**STATED PROBLEM:** Filter the lines below, copying only those with the string "flip".

[Lines of data]

+---+

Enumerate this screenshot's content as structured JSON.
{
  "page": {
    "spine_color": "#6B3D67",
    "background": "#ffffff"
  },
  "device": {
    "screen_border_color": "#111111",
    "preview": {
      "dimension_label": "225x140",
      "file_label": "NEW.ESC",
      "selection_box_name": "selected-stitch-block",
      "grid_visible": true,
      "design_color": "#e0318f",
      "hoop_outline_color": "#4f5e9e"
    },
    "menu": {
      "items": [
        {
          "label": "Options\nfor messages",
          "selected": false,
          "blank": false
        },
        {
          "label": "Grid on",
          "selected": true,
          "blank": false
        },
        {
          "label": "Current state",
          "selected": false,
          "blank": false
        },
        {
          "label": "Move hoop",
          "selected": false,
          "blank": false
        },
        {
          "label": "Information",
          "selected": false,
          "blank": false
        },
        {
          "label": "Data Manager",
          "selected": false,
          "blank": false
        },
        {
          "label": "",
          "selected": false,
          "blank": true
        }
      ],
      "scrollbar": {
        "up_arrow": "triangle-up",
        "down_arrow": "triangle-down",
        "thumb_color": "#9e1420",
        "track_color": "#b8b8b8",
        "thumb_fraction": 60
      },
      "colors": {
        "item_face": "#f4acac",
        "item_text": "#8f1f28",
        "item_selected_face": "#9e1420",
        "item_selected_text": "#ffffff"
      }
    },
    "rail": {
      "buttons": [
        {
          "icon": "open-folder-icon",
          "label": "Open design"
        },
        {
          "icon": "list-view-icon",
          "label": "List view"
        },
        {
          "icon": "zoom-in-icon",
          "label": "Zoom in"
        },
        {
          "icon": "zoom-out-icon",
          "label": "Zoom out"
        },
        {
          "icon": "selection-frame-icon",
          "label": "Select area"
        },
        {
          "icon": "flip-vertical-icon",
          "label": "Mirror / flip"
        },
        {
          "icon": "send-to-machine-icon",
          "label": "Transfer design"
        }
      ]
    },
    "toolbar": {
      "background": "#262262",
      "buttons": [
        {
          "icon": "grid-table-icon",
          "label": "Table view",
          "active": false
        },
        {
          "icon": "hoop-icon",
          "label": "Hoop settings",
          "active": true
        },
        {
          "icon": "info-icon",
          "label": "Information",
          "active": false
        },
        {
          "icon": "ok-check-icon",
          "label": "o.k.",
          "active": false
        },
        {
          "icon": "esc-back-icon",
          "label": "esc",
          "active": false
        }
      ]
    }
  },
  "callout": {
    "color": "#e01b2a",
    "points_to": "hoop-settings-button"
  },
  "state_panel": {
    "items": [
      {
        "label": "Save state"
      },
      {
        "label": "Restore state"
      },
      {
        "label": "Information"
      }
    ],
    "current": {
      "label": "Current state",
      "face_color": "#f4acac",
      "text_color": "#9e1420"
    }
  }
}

+---+

**OUTPUT FOR THIS TASK:**
          "icon": "flip-vertical-icon",
          "label": "Mirror / flip"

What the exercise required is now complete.